GOAL: Retype all of the data. Every line must match exactly.

INPUT MATERIAL:
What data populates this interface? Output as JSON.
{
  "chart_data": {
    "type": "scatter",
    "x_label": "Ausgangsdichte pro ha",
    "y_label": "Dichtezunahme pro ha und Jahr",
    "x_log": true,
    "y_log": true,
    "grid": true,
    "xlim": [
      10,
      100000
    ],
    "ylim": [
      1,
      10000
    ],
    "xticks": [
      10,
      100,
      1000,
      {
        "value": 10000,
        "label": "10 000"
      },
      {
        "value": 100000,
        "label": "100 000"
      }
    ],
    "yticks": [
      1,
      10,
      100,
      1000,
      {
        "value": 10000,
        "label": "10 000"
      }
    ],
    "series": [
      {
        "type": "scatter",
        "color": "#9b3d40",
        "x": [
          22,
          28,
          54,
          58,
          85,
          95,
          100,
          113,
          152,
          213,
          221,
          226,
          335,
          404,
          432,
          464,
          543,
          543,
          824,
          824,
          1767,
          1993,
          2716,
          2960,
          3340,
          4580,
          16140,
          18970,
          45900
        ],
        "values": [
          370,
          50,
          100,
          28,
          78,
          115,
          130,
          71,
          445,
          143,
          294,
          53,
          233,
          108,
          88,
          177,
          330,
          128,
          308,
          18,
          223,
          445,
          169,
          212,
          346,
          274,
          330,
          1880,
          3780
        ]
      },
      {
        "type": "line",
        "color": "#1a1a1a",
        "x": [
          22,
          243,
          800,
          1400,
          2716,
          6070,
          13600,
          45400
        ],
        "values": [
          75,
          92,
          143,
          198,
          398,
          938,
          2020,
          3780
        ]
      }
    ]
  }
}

SOLVED PROBLEM:
What data populates this interface? Output as JSON.
{
  "chart_data": {
    "type": "scatter",
    "x_label": "Ausgangsdichte pro ha",
    "y_label": "Dichtezunahme pro ha und Jahr",
    "x_log": true,
    "y_log": true,
    "grid": true,
    "xlim": [
      10,
      100000
    ],
    "ylim": [
      1,
      10000
    ],
    "xticks": [
      10,
      100,
      1000,
      {
        "value": 10000,
        "label": "10 000"
      },
      {
        "value": 100000,
        "label": "100 000"
      }
    ],
    "yticks": [
      1,
      10,
      100,
      1000,
      {
        "value": 10000,
        "label": "10 000"
      }
    ],
    "series": [
      {
        "type": "scatter",
        "color": "#9b3d40",
        "x": [
          22,
          28,
          54,
          58,
          85,
          95,
          100,
          113,
          152,
          213,
          221,
          226,
          335,
          404,
          432,
          464,
          543,
          543,
          824,
          824,
          1767,
          1993,
          2716,
          2960,
          3340,
          4580,
          16140,
          18970,
          45900
        ],
        "values": [
          370,
          50,
          100,
          28,
          78,
          115,
          130,
          71,
          445,
          143,
          294,
          53,
          233,
          108,
          88,
          177,
          330,
          128,
          308,
          18,
          223,
          445,
          169,
          212,
          346,
          274,
          330,
          1880,
          3780
        ]
      },
      {
        "type": "line",
        "color": "#1a1a1a",
        "x": [
          22,
          243,
          800,
          1400,
          2716,
          6070,
          13600,
          45400
        ],
        "values": [
          75,
          92,
          143,
          198,
          398,
          938,
          2020,
          3780
        ]
      }
    ]
  }
}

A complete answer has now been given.